-- begin --

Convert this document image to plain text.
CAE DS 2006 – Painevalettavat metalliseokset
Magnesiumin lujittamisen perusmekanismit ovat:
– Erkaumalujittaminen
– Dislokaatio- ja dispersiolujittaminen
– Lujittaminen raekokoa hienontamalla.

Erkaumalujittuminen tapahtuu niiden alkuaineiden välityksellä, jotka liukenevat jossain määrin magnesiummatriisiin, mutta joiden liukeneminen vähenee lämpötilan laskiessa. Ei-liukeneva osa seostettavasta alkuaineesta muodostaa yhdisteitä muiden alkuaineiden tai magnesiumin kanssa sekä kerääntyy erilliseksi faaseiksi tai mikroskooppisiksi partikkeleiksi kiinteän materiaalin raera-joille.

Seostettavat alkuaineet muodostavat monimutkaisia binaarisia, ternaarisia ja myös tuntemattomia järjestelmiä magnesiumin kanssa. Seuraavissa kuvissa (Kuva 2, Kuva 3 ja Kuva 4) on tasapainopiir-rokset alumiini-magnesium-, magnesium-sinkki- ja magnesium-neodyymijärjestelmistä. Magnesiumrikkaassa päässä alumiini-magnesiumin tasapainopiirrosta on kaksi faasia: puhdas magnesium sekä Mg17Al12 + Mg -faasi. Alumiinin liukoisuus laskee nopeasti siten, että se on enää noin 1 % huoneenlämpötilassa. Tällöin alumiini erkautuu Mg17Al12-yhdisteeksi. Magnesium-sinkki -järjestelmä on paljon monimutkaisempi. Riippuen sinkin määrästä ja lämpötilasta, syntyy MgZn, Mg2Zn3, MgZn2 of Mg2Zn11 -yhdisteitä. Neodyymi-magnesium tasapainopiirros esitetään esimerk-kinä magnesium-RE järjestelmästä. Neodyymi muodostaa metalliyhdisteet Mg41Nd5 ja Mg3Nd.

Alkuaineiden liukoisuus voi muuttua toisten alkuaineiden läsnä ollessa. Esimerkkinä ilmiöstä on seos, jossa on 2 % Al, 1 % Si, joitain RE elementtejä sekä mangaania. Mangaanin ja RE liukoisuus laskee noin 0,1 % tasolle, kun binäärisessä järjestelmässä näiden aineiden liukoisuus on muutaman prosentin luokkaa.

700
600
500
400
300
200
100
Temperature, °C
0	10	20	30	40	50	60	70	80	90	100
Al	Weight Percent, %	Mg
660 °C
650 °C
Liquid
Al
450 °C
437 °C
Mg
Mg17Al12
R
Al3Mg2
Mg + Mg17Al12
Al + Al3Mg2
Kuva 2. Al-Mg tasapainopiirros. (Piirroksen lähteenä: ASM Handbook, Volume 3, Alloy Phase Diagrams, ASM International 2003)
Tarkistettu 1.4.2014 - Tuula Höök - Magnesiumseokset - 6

-- end --

__DIRECTIONS__
Report every line containing the word "Kuva" from the listing above.

__EXERCISE ANSWER__
Seostettavat alkuaineet muodostavat monimutkaisia binaarisia, ternaarisia ja myös tuntemattomia järjestelmiä magnesiumin kanssa. Seuraavissa kuvissa (Kuva 2, Kuva 3 ja Kuva 4) on tasapainopiir-rokset alumiini-magnesium-, magnesium-sinkki- ja magnesium-neodyymijärjestelmistä. Magnesiumrikkaassa päässä alumiini-magnesiumin tasapainopiirrosta on kaksi faasia: puhdas magnesium sekä Mg17Al12 + Mg -faasi. Alumiinin liukoisuus laskee nopeasti siten, että se on enää noin 1 % huoneenlämpötilassa. Tällöin alumiini erkautuu Mg17Al12-yhdisteeksi. Magnesium-sinkki -järjestelmä on paljon monimutkaisempi. Riippuen sinkin määrästä ja lämpötilasta, syntyy MgZn, Mg2Zn3, MgZn2 of Mg2Zn11 -yhdisteitä. Neodyymi-magnesium tasapainopiirros esitetään esimerk-kinä magnesium-RE järjestelmästä. Neodyymi muodostaa metalliyhdisteet Mg41Nd5 ja Mg3Nd.
Kuva 2. Al-Mg tasapainopiirros. (Piirroksen lähteenä: ASM Handbook, Volume 3, Alloy Phase Diagrams, ASM International 2003)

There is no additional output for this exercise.